Task to carry out:
Set the listing down unchanged, minus every embedded image.

* * * * * * *

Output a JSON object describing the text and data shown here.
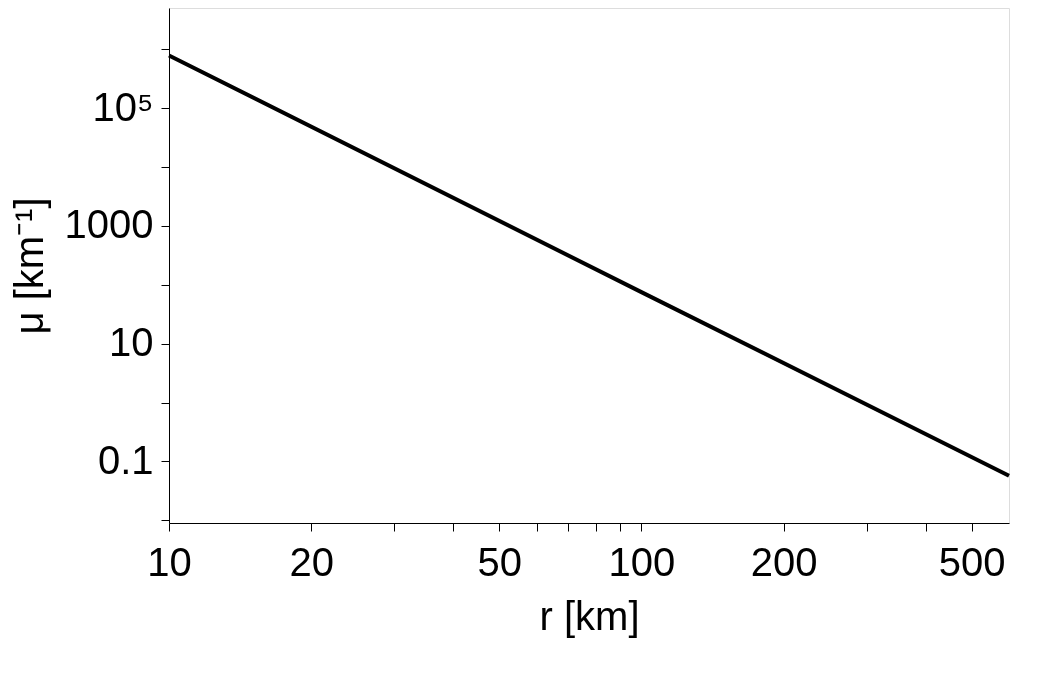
{
  "chart_data": {
    "type": "line",
    "xlabel": "r [km]",
    "ylabel": "μ [km⁻¹]",
    "x": [
      10,
      100,
      600
    ],
    "series": [
      {
        "color": "#000000",
        "values": [
          780000,
          75,
          0.057
        ]
      }
    ],
    "log": "xy",
    "xlim": [
      10,
      600
    ],
    "ylim": [
      0.009,
      5000000
    ],
    "xticks": [
      10,
      20,
      {
        "value": 30,
        "label": null
      },
      {
        "value": 40,
        "label": null
      },
      50,
      {
        "value": 60,
        "label": null
      },
      {
        "value": 70,
        "label": null
      },
      {
        "value": 80,
        "label": null
      },
      {
        "value": 90,
        "label": null
      },
      100,
      200,
      {
        "value": 300,
        "label": null
      },
      {
        "value": 400,
        "label": null
      },
      500
    ],
    "yticks": [
      {
        "value": 0.01,
        "label": null
      },
      0.1,
      {
        "value": 1,
        "label": null
      },
      10,
      {
        "value": 100,
        "label": null
      },
      1000,
      {
        "value": 10000,
        "label": null
      },
      {
        "value": 100000,
        "label": "10⁵"
      },
      {
        "value": 1000000,
        "label": null
      }
    ],
    "marker": "none",
    "line_style": "solid"
  }
}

* * * * * * *

Reply to the exercise:
Output a JSON object describing the text and data shown here.
{
  "chart_data": {
    "type": "line",
    "xlabel": "r [km]",
    "ylabel": "μ [km⁻¹]",
    "x": [
      10,
      100,
      600
    ],
    "series": [
      {
        "color": "#000000",
        "values": [
          780000,
          75,
          0.057
        ]
      }
    ],
    "log": "xy",
    "xlim": [
      10,
      600
    ],
    "ylim": [
      0.009,
      5000000
    ],
    "xticks": [
      10,
      20,
      {
        "value": 30,
        "label": null
      },
      {
        "value": 40,
        "label": null
      },
      50,
      {
        "value": 60,
        "label": null
      },
      {
        "value": 70,
        "label": null
      },
      {
        "value": 80,
        "label": null
      },
      {
        "value": 90,
        "label": null
      },
      100,
      200,
      {
        "value": 300,
        "label": null
      },
      {
        "value": 400,
        "label": null
      },
      500
    ],
    "yticks": [
      {
        "value": 0.01,
        "label": null
      },
      0.1,
      {
        "value": 1,
        "label": null
      },
      10,
      {
        "value": 100,
        "label": null
      },
      1000,
      {
        "value": 10000,
        "label": null
      },
      {
        "value": 100000,
        "label": "10⁵"
      },
      {
        "value": 1000000,
        "label": null
      }
    ],
    "marker": "none",
    "line_style": "solid"
  }
}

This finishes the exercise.